> _EXERCISE GOAL_: Return each line holding the string "software".

> _ENTRIES PROVIDED_:
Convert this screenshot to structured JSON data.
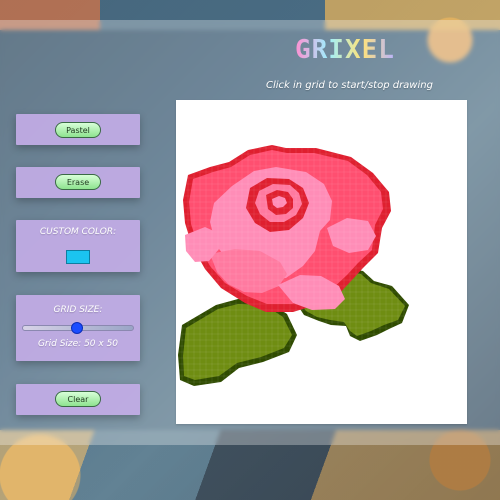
{
  "app": {
    "title": "GRIXEL",
    "instructions": "Click in grid to start/stop drawing"
  },
  "controls": {
    "pastel_button": "Pastel",
    "erase_button": "Erase",
    "custom_color_label": "CUSTOM COLOR:",
    "custom_color_value": "#1bc4f0",
    "grid_size_label": "GRID SIZE:",
    "grid_size_text": "Grid Size: 50 x 50",
    "grid_size_value": 50,
    "clear_button": "Clear"
  },
  "colors": {
    "panel": "#c4ade8",
    "pill": "#8ee38f",
    "rose_dark": "#df1f2f",
    "rose_mid": "#ff4f70",
    "rose_light": "#ff7aa0",
    "rose_pink": "#ff8db7",
    "leaf_dark": "#556f00",
    "leaf_light": "#6f8d12",
    "leaf_outline": "#2f4b00",
    "canvas_bg": "#ffffff"
  }
}
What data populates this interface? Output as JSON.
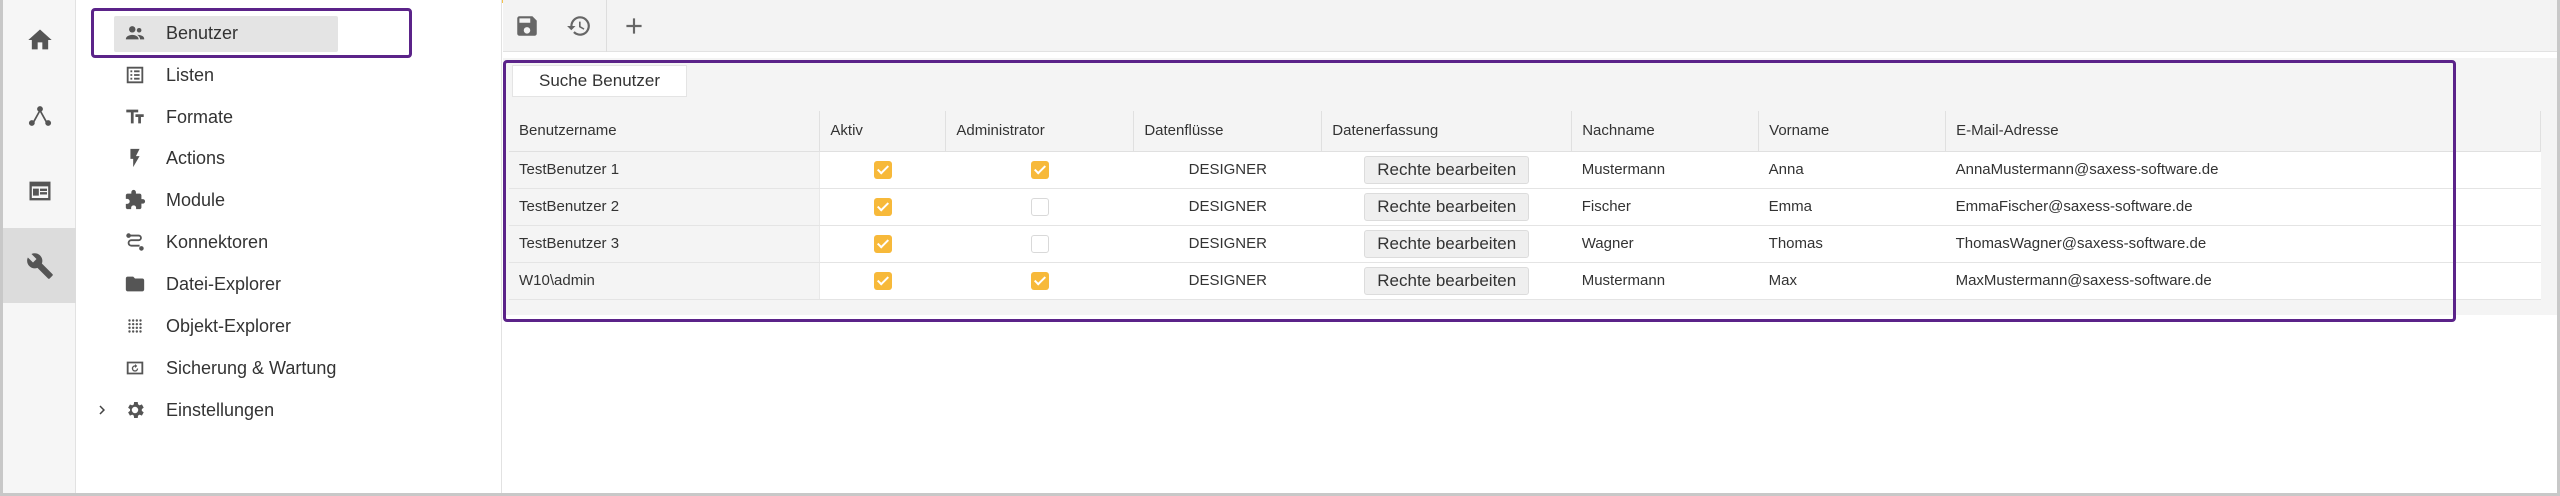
{
  "rail": {
    "items": [
      {
        "icon": "home-icon"
      },
      {
        "icon": "dataflow-icon"
      },
      {
        "icon": "form-icon"
      },
      {
        "icon": "wrench-icon"
      }
    ]
  },
  "nav": {
    "items": [
      {
        "label": "Benutzer",
        "icon": "users-icon"
      },
      {
        "label": "Listen",
        "icon": "list-icon"
      },
      {
        "label": "Formate",
        "icon": "text-format-icon"
      },
      {
        "label": "Actions",
        "icon": "lightning-icon"
      },
      {
        "label": "Module",
        "icon": "puzzle-icon"
      },
      {
        "label": "Konnektoren",
        "icon": "connector-icon"
      },
      {
        "label": "Datei-Explorer",
        "icon": "folder-icon"
      },
      {
        "label": "Objekt-Explorer",
        "icon": "dots-grid-icon"
      },
      {
        "label": "Sicherung & Wartung",
        "icon": "backup-icon"
      },
      {
        "label": "Einstellungen",
        "icon": "gear-icon"
      }
    ]
  },
  "toolbar": {
    "save_icon": "save-icon",
    "reset_icon": "history-icon",
    "add_icon": "plus-icon"
  },
  "search": {
    "label": "Suche Benutzer"
  },
  "table": {
    "headers": [
      "Benutzername",
      "Aktiv",
      "Administrator",
      "Datenflüsse",
      "Datenerfassung",
      "Nachname",
      "Vorname",
      "E-Mail-Adresse"
    ],
    "rows": [
      {
        "username": "TestBenutzer 1",
        "aktiv": true,
        "admin": true,
        "datenfluesse": "DESIGNER",
        "datenerfassung": "Rechte bearbeiten",
        "nachname": "Mustermann",
        "vorname": "Anna",
        "email": "AnnaMustermann@saxess-software.de"
      },
      {
        "username": "TestBenutzer 2",
        "aktiv": true,
        "admin": false,
        "datenfluesse": "DESIGNER",
        "datenerfassung": "Rechte bearbeiten",
        "nachname": "Fischer",
        "vorname": "Emma",
        "email": "EmmaFischer@saxess-software.de"
      },
      {
        "username": "TestBenutzer 3",
        "aktiv": true,
        "admin": false,
        "datenfluesse": "DESIGNER",
        "datenerfassung": "Rechte bearbeiten",
        "nachname": "Wagner",
        "vorname": "Thomas",
        "email": "ThomasWagner@saxess-software.de"
      },
      {
        "username": "W10\\admin",
        "aktiv": true,
        "admin": true,
        "datenfluesse": "DESIGNER",
        "datenerfassung": "Rechte bearbeiten",
        "nachname": "Mustermann",
        "vorname": "Max",
        "email": "MaxMustermann@saxess-software.de"
      }
    ]
  },
  "colors": {
    "accent": "#f7b93a",
    "highlight": "#5b2389",
    "topline": "#f5c24b"
  }
}
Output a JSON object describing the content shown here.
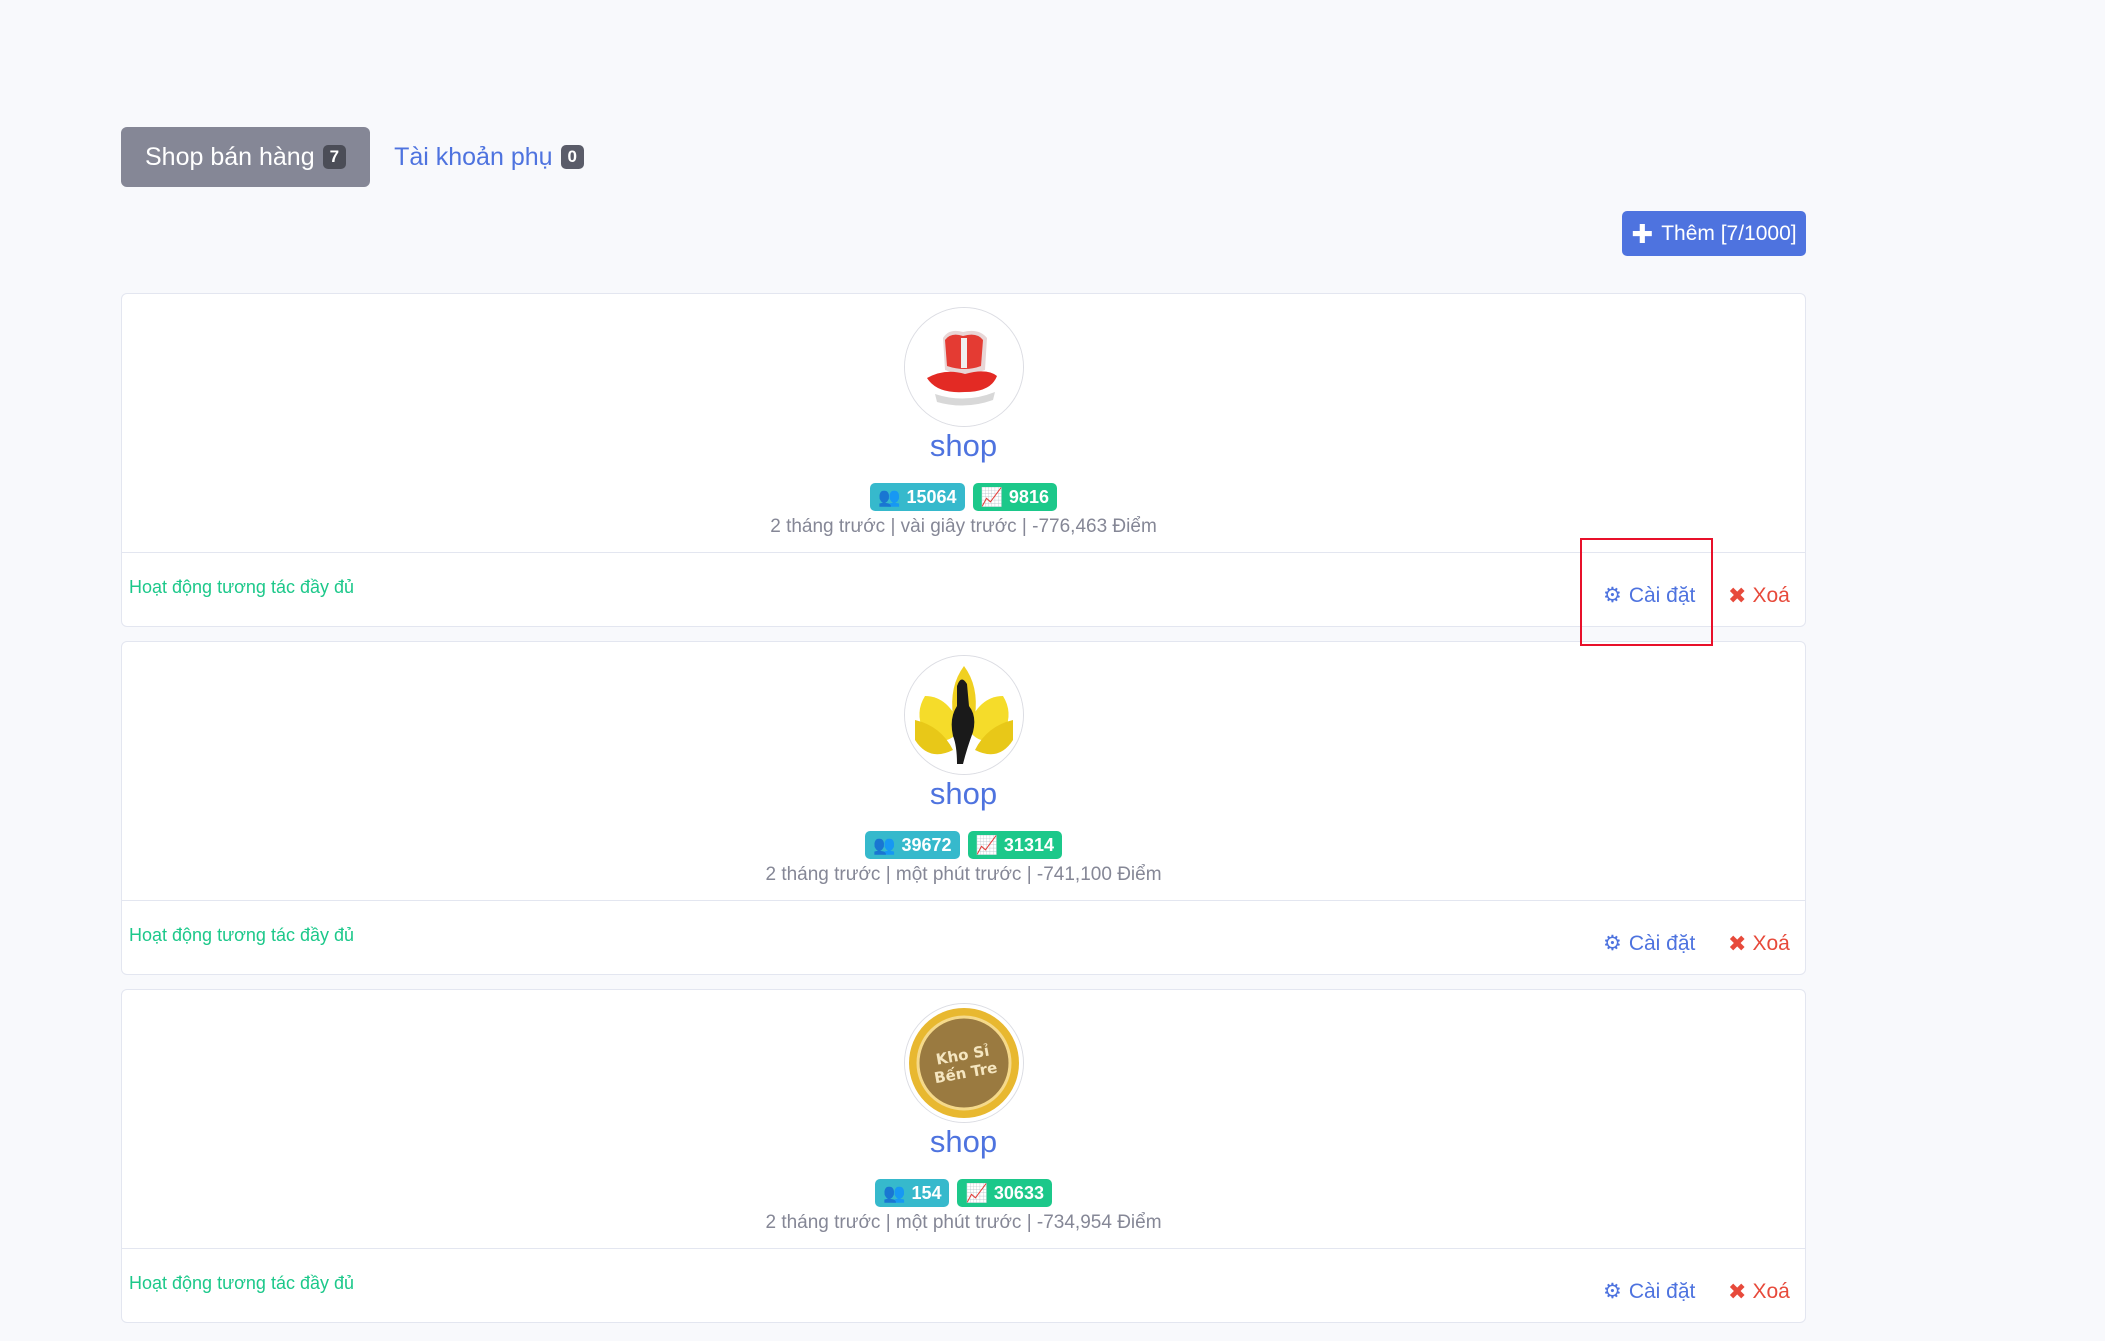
{
  "tabs": [
    {
      "label": "Shop bán hàng",
      "count": "7",
      "active": true
    },
    {
      "label": "Tài khoản phụ",
      "count": "0",
      "active": false
    }
  ],
  "add_button": {
    "label": "Thêm [7/1000]",
    "icon": "plus-icon"
  },
  "shops": [
    {
      "name": "shop",
      "avatar": "red-chair-logo",
      "followers": "15064",
      "growth": "9816",
      "meta": "2 tháng trước | vài giây trước | -776,463 Điểm",
      "activity": "Hoạt động tương tác đầy đủ",
      "settings_label": "Cài đặt",
      "delete_label": "Xoá"
    },
    {
      "name": "shop",
      "avatar": "yellow-lotus-logo",
      "followers": "39672",
      "growth": "31314",
      "meta": "2 tháng trước | một phút trước | -741,100 Điểm",
      "activity": "Hoạt động tương tác đầy đủ",
      "settings_label": "Cài đặt",
      "delete_label": "Xoá"
    },
    {
      "name": "shop",
      "avatar": "gold-seal-logo",
      "avatar_text": [
        "Kho Sỉ",
        "Bến Tre"
      ],
      "followers": "154",
      "growth": "30633",
      "meta": "2 tháng trước | một phút trước | -734,954 Điểm",
      "activity": "Hoạt động tương tác đầy đủ",
      "settings_label": "Cài đặt",
      "delete_label": "Xoá"
    }
  ],
  "colors": {
    "primary": "#4e73df",
    "info": "#36b9cc",
    "success": "#1cc88a",
    "danger": "#e74a3b",
    "secondary": "#858796",
    "highlight": "#e8102a"
  }
}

> _ANSWER TO THIS TASK_:
        "email": "AnnaMustermann@saxess-software.de"
        "email": "EmmaFischer@saxess-software.de"
        "email": "ThomasWagner@saxess-software.de"
        "email": "MaxMustermann@saxess-software.de"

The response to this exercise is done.